(Problem description) Gather, from the data below, each line in which the word "Incoming" occurs.

(Input material)
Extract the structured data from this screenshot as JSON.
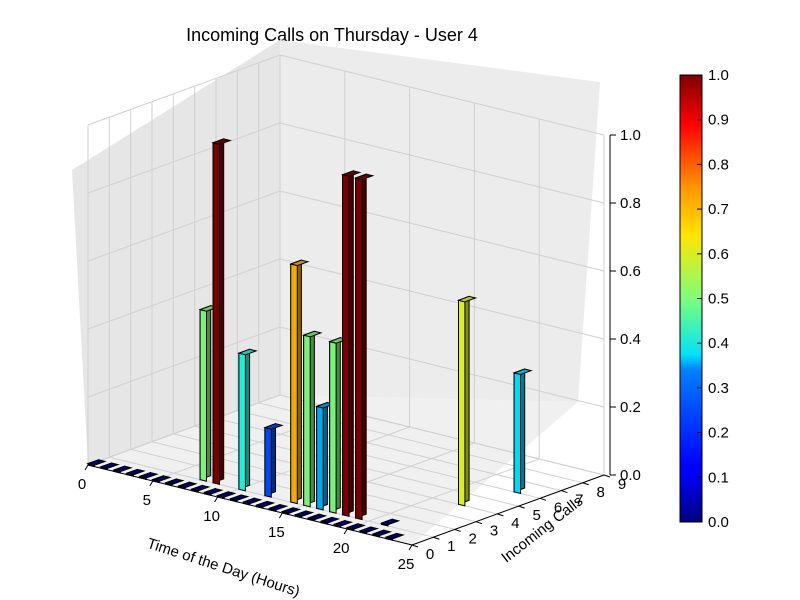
{
  "chart_data": {
    "type": "bar3d",
    "title": "Incoming Calls on Thursday - User 4",
    "xlabel": "Time of the Day (Hours)",
    "ylabel": "Incoming Calls",
    "xlim": [
      0,
      25
    ],
    "ylim": [
      0,
      9
    ],
    "zlim": [
      0,
      1.0
    ],
    "xticks": [
      "0",
      "5",
      "10",
      "15",
      "20",
      "25"
    ],
    "yticks": [
      "0",
      "1",
      "2",
      "3",
      "4",
      "5",
      "6",
      "7",
      "8",
      "9"
    ],
    "zticks": [
      "0.0",
      "0.2",
      "0.4",
      "0.6",
      "0.8",
      "1.0"
    ],
    "grid": true,
    "colormap": "jet",
    "colorbar": {
      "range": [
        0.0,
        1.0
      ],
      "ticks": [
        "0.0",
        "0.1",
        "0.2",
        "0.3",
        "0.4",
        "0.5",
        "0.6",
        "0.7",
        "0.8",
        "0.9",
        "1.0"
      ]
    },
    "bars": [
      {
        "x": 0,
        "y": 0,
        "value": 0.0
      },
      {
        "x": 1,
        "y": 0,
        "value": 0.0
      },
      {
        "x": 2,
        "y": 0,
        "value": 0.0
      },
      {
        "x": 3,
        "y": 0,
        "value": 0.0
      },
      {
        "x": 4,
        "y": 0,
        "value": 0.0
      },
      {
        "x": 5,
        "y": 0,
        "value": 0.0
      },
      {
        "x": 6,
        "y": 0,
        "value": 0.0
      },
      {
        "x": 7,
        "y": 0,
        "value": 0.0
      },
      {
        "x": 8,
        "y": 0,
        "value": 0.0
      },
      {
        "x": 9,
        "y": 0,
        "value": 0.0
      },
      {
        "x": 10,
        "y": 0,
        "value": 0.0
      },
      {
        "x": 11,
        "y": 0,
        "value": 0.0
      },
      {
        "x": 12,
        "y": 0,
        "value": 0.0
      },
      {
        "x": 13,
        "y": 0,
        "value": 0.0
      },
      {
        "x": 14,
        "y": 0,
        "value": 0.0
      },
      {
        "x": 15,
        "y": 0,
        "value": 0.0
      },
      {
        "x": 16,
        "y": 0,
        "value": 0.0
      },
      {
        "x": 17,
        "y": 0,
        "value": 0.0
      },
      {
        "x": 18,
        "y": 0,
        "value": 0.0
      },
      {
        "x": 19,
        "y": 0,
        "value": 0.0
      },
      {
        "x": 20,
        "y": 0,
        "value": 0.0
      },
      {
        "x": 21,
        "y": 0,
        "value": 0.0
      },
      {
        "x": 22,
        "y": 0,
        "value": 0.0
      },
      {
        "x": 23,
        "y": 0,
        "value": 0.0
      },
      {
        "x": 7,
        "y": 1,
        "value": 0.5
      },
      {
        "x": 8,
        "y": 1,
        "value": 1.0
      },
      {
        "x": 10,
        "y": 1,
        "value": 0.4
      },
      {
        "x": 12,
        "y": 1,
        "value": 0.2
      },
      {
        "x": 14,
        "y": 1,
        "value": 0.7
      },
      {
        "x": 15,
        "y": 1,
        "value": 0.5
      },
      {
        "x": 16,
        "y": 1,
        "value": 0.3
      },
      {
        "x": 17,
        "y": 1,
        "value": 0.5
      },
      {
        "x": 18,
        "y": 1,
        "value": 1.0
      },
      {
        "x": 19,
        "y": 1,
        "value": 1.0
      },
      {
        "x": 21,
        "y": 1,
        "value": 0.0
      },
      {
        "x": 22,
        "y": 4,
        "value": 0.6
      },
      {
        "x": 23,
        "y": 6,
        "value": 0.35
      }
    ]
  }
}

(Complete output)
    "title": "Incoming Calls on Thursday - User 4",
    "ylabel": "Incoming Calls",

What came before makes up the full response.